- [Task goal]: Return the data exactly, with all pictures removed.

┌─ Stored data

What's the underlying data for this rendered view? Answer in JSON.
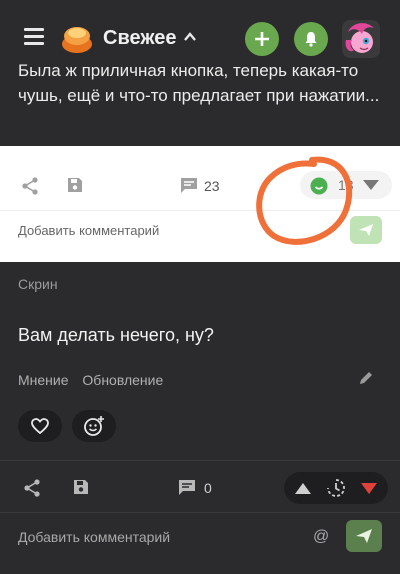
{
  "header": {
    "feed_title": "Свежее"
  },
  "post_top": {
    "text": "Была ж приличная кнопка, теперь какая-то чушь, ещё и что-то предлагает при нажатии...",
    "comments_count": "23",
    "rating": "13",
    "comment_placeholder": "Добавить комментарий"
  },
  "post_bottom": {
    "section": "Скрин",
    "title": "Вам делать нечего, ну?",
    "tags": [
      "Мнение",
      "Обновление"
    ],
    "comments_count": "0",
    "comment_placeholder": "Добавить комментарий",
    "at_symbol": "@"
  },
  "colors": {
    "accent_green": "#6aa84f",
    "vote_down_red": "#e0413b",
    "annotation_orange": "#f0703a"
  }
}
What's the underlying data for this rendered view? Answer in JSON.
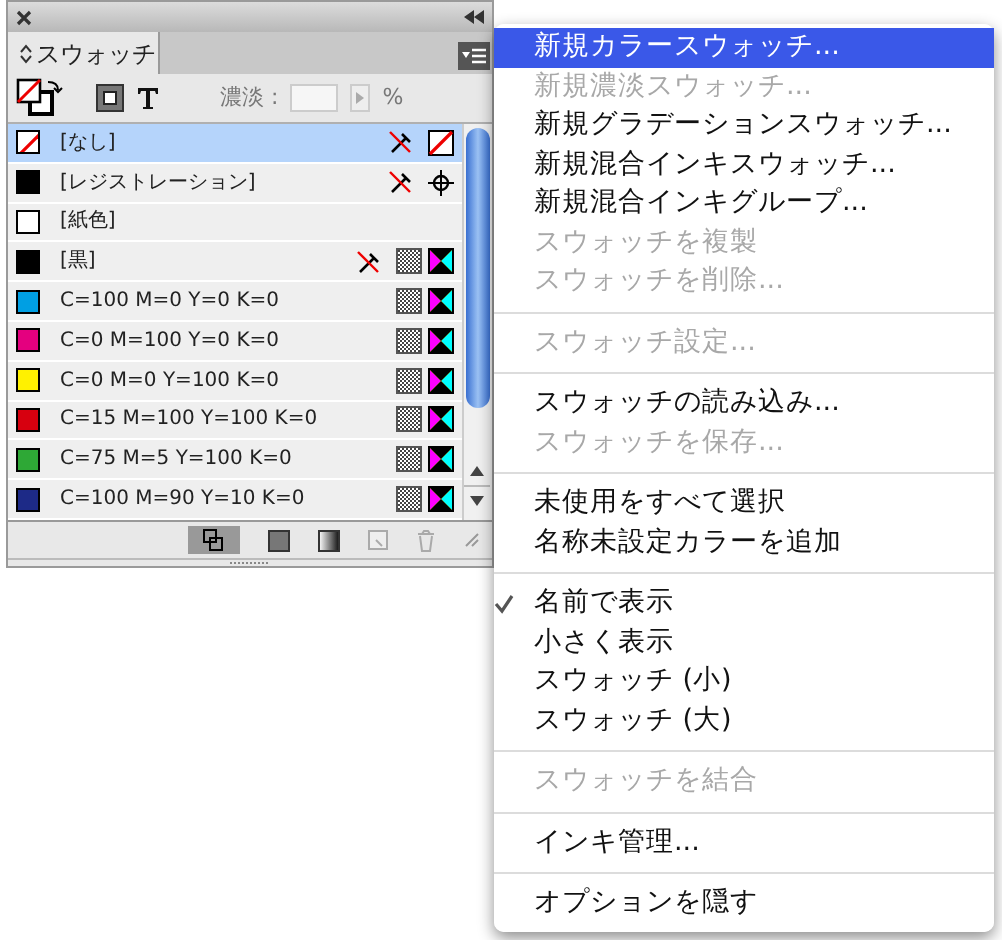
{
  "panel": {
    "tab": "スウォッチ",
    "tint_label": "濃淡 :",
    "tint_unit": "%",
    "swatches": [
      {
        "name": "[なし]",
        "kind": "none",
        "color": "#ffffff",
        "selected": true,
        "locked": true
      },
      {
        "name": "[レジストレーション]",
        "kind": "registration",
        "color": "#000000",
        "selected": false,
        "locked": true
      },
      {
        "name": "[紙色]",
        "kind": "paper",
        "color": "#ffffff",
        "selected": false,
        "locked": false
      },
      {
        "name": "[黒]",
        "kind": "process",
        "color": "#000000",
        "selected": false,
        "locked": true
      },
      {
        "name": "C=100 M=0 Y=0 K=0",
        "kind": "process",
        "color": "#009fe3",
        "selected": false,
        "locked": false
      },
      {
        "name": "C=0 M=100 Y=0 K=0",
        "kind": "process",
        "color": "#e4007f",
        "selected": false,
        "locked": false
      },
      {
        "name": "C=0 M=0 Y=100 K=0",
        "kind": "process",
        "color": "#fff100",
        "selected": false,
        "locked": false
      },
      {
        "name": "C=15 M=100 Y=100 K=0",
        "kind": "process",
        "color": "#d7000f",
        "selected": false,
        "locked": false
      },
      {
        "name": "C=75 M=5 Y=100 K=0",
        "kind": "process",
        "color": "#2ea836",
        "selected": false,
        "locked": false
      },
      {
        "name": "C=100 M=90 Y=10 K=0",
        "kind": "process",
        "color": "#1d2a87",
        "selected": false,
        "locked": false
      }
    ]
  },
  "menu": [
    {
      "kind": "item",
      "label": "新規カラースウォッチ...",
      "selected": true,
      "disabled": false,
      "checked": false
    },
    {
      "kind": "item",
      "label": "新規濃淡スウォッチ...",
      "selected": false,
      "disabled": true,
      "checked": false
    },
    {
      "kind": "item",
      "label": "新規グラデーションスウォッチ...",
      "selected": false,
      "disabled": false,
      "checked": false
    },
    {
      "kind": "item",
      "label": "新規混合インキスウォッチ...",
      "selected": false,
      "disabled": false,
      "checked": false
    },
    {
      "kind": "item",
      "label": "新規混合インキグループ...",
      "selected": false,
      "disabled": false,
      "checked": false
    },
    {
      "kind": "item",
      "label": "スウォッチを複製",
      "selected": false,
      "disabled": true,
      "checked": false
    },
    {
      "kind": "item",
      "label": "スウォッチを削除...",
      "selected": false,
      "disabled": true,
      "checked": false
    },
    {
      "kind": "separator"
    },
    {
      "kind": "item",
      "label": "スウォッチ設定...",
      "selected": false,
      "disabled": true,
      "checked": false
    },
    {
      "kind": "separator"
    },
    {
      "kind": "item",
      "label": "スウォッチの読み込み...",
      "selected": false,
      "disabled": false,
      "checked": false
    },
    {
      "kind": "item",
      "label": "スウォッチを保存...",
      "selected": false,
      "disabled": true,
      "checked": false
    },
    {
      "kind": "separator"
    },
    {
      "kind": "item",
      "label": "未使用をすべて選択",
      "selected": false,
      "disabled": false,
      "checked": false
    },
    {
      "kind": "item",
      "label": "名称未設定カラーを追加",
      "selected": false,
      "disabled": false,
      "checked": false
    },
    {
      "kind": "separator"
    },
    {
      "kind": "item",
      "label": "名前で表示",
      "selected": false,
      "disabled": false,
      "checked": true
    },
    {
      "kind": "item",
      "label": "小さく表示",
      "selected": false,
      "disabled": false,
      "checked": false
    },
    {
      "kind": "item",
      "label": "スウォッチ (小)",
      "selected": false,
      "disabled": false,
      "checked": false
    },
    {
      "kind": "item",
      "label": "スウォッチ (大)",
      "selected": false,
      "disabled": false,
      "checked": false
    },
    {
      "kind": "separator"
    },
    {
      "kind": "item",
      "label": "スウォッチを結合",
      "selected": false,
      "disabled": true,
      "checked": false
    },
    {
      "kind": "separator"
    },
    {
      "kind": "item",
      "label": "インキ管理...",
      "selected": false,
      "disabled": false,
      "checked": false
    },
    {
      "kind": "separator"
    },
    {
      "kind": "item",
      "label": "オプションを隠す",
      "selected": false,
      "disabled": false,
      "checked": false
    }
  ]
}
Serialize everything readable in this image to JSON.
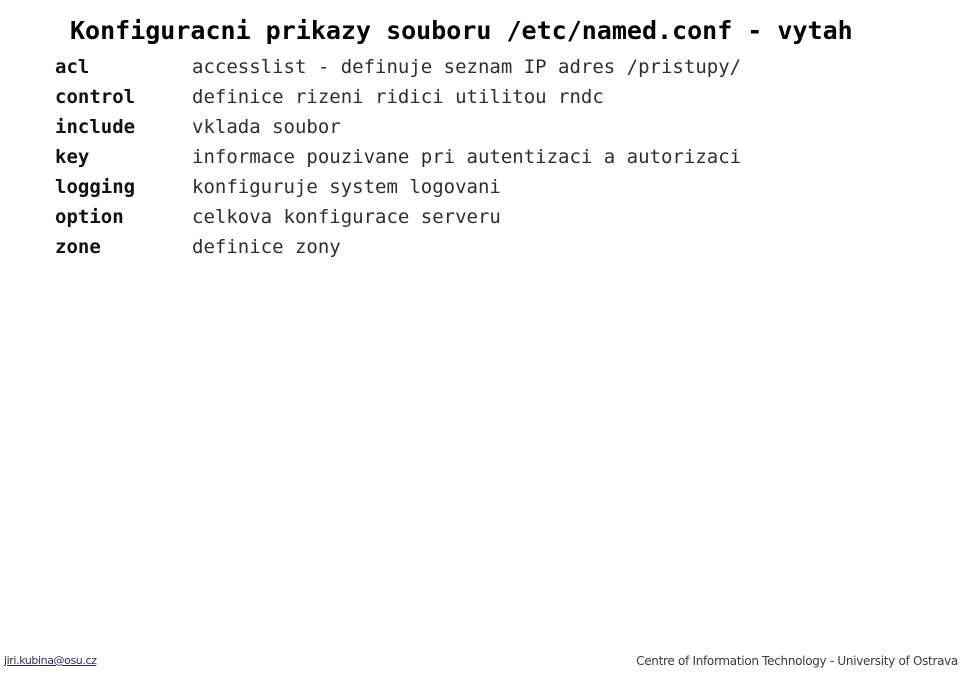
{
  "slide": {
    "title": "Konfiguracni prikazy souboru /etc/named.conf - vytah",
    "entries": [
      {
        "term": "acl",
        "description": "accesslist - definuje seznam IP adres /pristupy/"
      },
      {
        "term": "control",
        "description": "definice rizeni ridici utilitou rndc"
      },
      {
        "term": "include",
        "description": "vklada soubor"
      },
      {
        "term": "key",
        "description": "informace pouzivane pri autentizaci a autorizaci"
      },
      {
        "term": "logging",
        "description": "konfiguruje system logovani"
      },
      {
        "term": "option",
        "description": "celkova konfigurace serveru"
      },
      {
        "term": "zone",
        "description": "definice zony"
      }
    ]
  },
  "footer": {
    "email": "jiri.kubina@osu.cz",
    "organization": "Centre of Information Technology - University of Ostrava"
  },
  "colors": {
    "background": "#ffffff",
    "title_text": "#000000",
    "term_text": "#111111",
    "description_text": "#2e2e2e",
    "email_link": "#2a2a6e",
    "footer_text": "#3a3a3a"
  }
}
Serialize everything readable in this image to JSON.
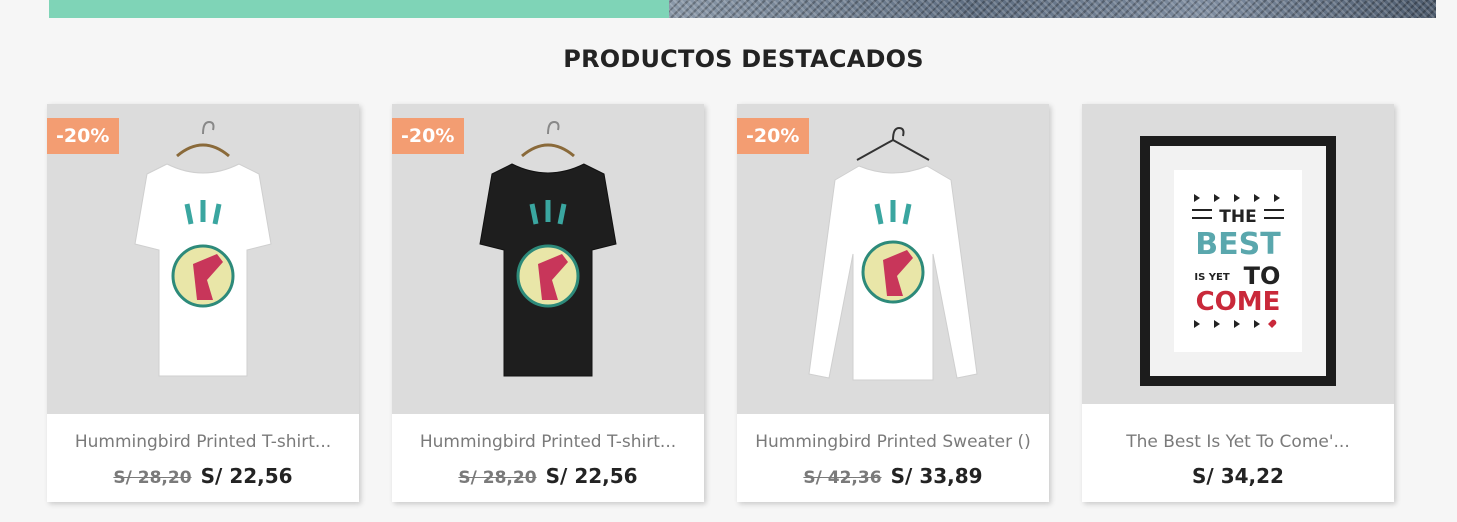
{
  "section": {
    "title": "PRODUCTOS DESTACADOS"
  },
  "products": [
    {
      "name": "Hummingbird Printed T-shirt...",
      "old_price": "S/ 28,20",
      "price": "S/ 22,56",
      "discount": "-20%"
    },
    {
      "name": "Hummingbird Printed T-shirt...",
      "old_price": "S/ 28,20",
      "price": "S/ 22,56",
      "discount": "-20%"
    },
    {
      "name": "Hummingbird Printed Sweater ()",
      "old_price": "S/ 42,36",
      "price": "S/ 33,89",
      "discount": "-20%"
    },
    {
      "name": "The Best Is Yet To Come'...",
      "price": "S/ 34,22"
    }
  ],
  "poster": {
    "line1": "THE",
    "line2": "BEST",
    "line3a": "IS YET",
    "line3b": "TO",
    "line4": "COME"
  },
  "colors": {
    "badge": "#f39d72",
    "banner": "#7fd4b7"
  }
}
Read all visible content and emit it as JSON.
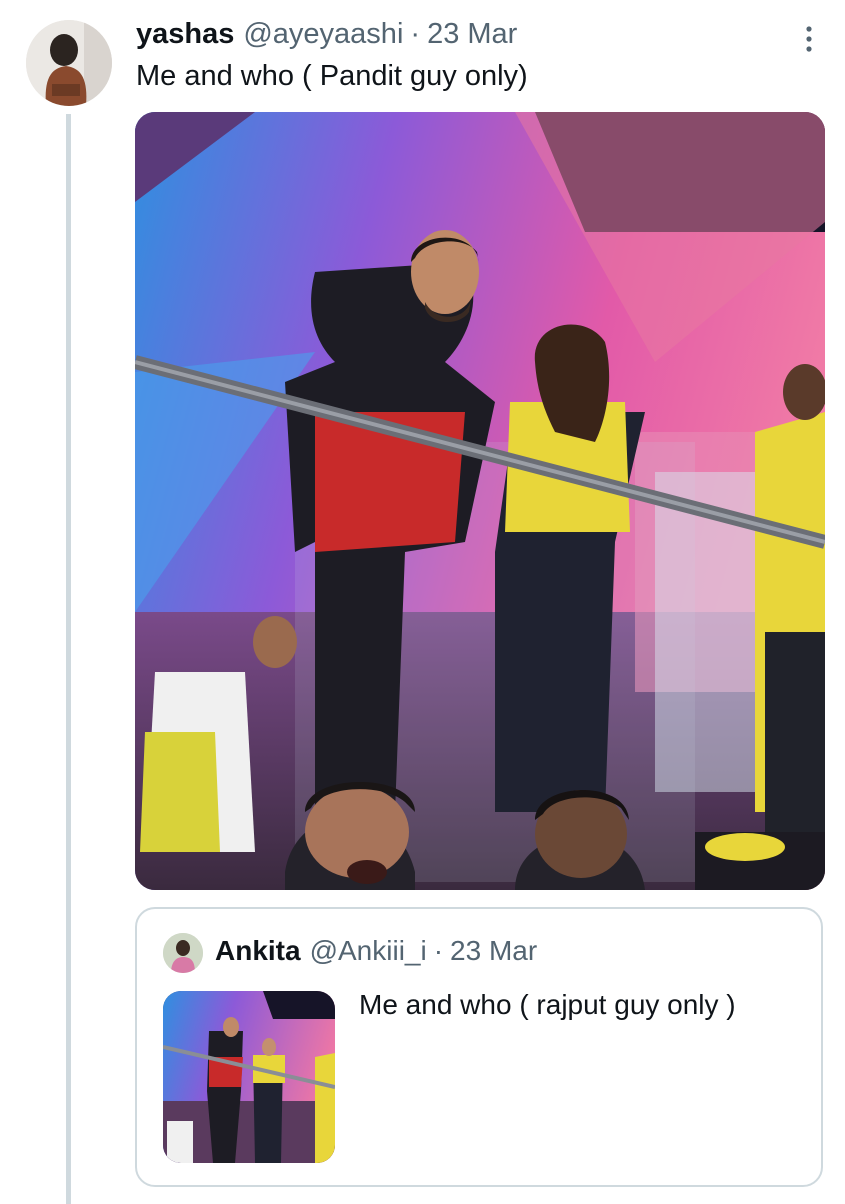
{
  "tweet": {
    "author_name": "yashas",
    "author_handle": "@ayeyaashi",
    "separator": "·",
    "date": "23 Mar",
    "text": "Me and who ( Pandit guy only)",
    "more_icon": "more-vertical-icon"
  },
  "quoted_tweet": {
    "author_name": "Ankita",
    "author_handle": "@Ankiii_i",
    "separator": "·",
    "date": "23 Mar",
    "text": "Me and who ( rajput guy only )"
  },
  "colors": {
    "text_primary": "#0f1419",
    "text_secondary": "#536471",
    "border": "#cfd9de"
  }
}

└─

- [The reply]:
What's the underlying data for this rendered view? Answer in JSON.
{
  "header": {
    "feed_title": "Свежее"
  },
  "post_top": {
    "text": "Была ж приличная кнопка, теперь какая-то чушь, ещё и что-то предлагает при нажатии...",
    "comments_count": "23",
    "rating": "13",
    "comment_placeholder": "Добавить комментарий"
  },
  "post_bottom": {
    "section": "Скрин",
    "title": "Вам делать нечего, ну?",
    "tags": [
      "Мнение",
      "Обновление"
    ],
    "comments_count": "0",
    "comment_placeholder": "Добавить комментарий",
    "at_symbol": "@"
  },
  "colors": {
    "accent_green": "#6aa84f",
    "vote_down_red": "#e0413b",
    "annotation_orange": "#f0703a"
  }
}
What's the underlying data for this rendered view? Answer in JSON.
{
  "panel": {
    "tab": "スウォッチ",
    "tint_label": "濃淡 :",
    "tint_unit": "%",
    "swatches": [
      {
        "name": "[なし]",
        "kind": "none",
        "color": "#ffffff",
        "selected": true,
        "locked": true
      },
      {
        "name": "[レジストレーション]",
        "kind": "registration",
        "color": "#000000",
        "selected": false,
        "locked": true
      },
      {
        "name": "[紙色]",
        "kind": "paper",
        "color": "#ffffff",
        "selected": false,
        "locked": false
      },
      {
        "name": "[黒]",
        "kind": "process",
        "color": "#000000",
        "selected": false,
        "locked": true
      },
      {
        "name": "C=100 M=0 Y=0 K=0",
        "kind": "process",
        "color": "#009fe3",
        "selected": false,
        "locked": false
      },
      {
        "name": "C=0 M=100 Y=0 K=0",
        "kind": "process",
        "color": "#e4007f",
        "selected": false,
        "locked": false
      },
      {
        "name": "C=0 M=0 Y=100 K=0",
        "kind": "process",
        "color": "#fff100",
        "selected": false,
        "locked": false
      },
      {
        "name": "C=15 M=100 Y=100 K=0",
        "kind": "process",
        "color": "#d7000f",
        "selected": false,
        "locked": false
      },
      {
        "name": "C=75 M=5 Y=100 K=0",
        "kind": "process",
        "color": "#2ea836",
        "selected": false,
        "locked": false
      },
      {
        "name": "C=100 M=90 Y=10 K=0",
        "kind": "process",
        "color": "#1d2a87",
        "selected": false,
        "locked": false
      }
    ]
  },
  "menu": [
    {
      "kind": "item",
      "label": "新規カラースウォッチ...",
      "selected": true,
      "disabled": false,
      "checked": false
    },
    {
      "kind": "item",
      "label": "新規濃淡スウォッチ...",
      "selected": false,
      "disabled": true,
      "checked": false
    },
    {
      "kind": "item",
      "label": "新規グラデーションスウォッチ...",
      "selected": false,
      "disabled": false,
      "checked": false
    },
    {
      "kind": "item",
      "label": "新規混合インキスウォッチ...",
      "selected": false,
      "disabled": false,
      "checked": false
    },
    {
      "kind": "item",
      "label": "新規混合インキグループ...",
      "selected": false,
      "disabled": false,
      "checked": false
    },
    {
      "kind": "item",
      "label": "スウォッチを複製",
      "selected": false,
      "disabled": true,
      "checked": false
    },
    {
      "kind": "item",
      "label": "スウォッチを削除...",
      "selected": false,
      "disabled": true,
      "checked": false
    },
    {
      "kind": "separator"
    },
    {
      "kind": "item",
      "label": "スウォッチ設定...",
      "selected": false,
      "disabled": true,
      "checked": false
    },
    {
      "kind": "separator"
    },
    {
      "kind": "item",
      "label": "スウォッチの読み込み...",
      "selected": false,
      "disabled": false,
      "checked": false
    },
    {
      "kind": "item",
      "label": "スウォッチを保存...",
      "selected": false,
      "disabled": true,
      "checked": false
    },
    {
      "kind": "separator"
    },
    {
      "kind": "item",
      "label": "未使用をすべて選択",
      "selected": false,
      "disabled": false,
      "checked": false
    },
    {
      "kind": "item",
      "label": "名称未設定カラーを追加",
      "selected": false,
      "disabled": false,
      "checked": false
    },
    {
      "kind": "separator"
    },
    {
      "kind": "item",
      "label": "名前で表示",
      "selected": false,
      "disabled": false,
      "checked": true
    },
    {
      "kind": "item",
      "label": "小さく表示",
      "selected": false,
      "disabled": false,
      "checked": false
    },
    {
      "kind": "item",
      "label": "スウォッチ (小)",
      "selected": false,
      "disabled": false,
      "checked": false
    },
    {
      "kind": "item",
      "label": "スウォッチ (大)",
      "selected": false,
      "disabled": false,
      "checked": false
    },
    {
      "kind": "separator"
    },
    {
      "kind": "item",
      "label": "スウォッチを結合",
      "selected": false,
      "disabled": true,
      "checked": false
    },
    {
      "kind": "separator"
    },
    {
      "kind": "item",
      "label": "インキ管理...",
      "selected": false,
      "disabled": false,
      "checked": false
    },
    {
      "kind": "separator"
    },
    {
      "kind": "item",
      "label": "オプションを隠す",
      "selected": false,
      "disabled": false,
      "checked": false
    }
  ]
}
Serialize everything readable in this image to JSON.
{
  "slide": {
    "title": "Konfiguracni prikazy souboru /etc/named.conf - vytah",
    "entries": [
      {
        "term": "acl",
        "description": "accesslist - definuje seznam IP adres /pristupy/"
      },
      {
        "term": "control",
        "description": "definice rizeni ridici utilitou rndc"
      },
      {
        "term": "include",
        "description": "vklada soubor"
      },
      {
        "term": "key",
        "description": "informace pouzivane pri autentizaci a autorizaci"
      },
      {
        "term": "logging",
        "description": "konfiguruje system logovani"
      },
      {
        "term": "option",
        "description": "celkova konfigurace serveru"
      },
      {
        "term": "zone",
        "description": "definice zony"
      }
    ]
  },
  "footer": {
    "email": "jiri.kubina@osu.cz",
    "organization": "Centre of Information Technology - University of Ostrava"
  },
  "colors": {
    "background": "#ffffff",
    "title_text": "#000000",
    "term_text": "#111111",
    "description_text": "#2e2e2e",
    "email_link": "#2a2a6e",
    "footer_text": "#3a3a3a"
  }
}
Serialize everything readable in this image to JSON.
{
  "section": {
    "title": "PRODUCTOS DESTACADOS"
  },
  "products": [
    {
      "name": "Hummingbird Printed T-shirt...",
      "old_price": "S/ 28,20",
      "price": "S/ 22,56",
      "discount": "-20%"
    },
    {
      "name": "Hummingbird Printed T-shirt...",
      "old_price": "S/ 28,20",
      "price": "S/ 22,56",
      "discount": "-20%"
    },
    {
      "name": "Hummingbird Printed Sweater ()",
      "old_price": "S/ 42,36",
      "price": "S/ 33,89",
      "discount": "-20%"
    },
    {
      "name": "The Best Is Yet To Come'...",
      "price": "S/ 34,22"
    }
  ],
  "poster": {
    "line1": "THE",
    "line2": "BEST",
    "line3a": "IS YET",
    "line3b": "TO",
    "line4": "COME"
  },
  "colors": {
    "badge": "#f39d72",
    "banner": "#7fd4b7"
  }
}
Read all visible content and emit it as JSON.
{
  "tweet": {
    "author_name": "yashas",
    "author_handle": "@ayeyaashi",
    "separator": "·",
    "date": "23 Mar",
    "text": "Me and who ( Pandit guy only)",
    "more_icon": "more-vertical-icon"
  },
  "quoted_tweet": {
    "author_name": "Ankita",
    "author_handle": "@Ankiii_i",
    "separator": "·",
    "date": "23 Mar",
    "text": "Me and who ( rajput guy only )"
  },
  "colors": {
    "text_primary": "#0f1419",
    "text_secondary": "#536471",
    "border": "#cfd9de"
  }
}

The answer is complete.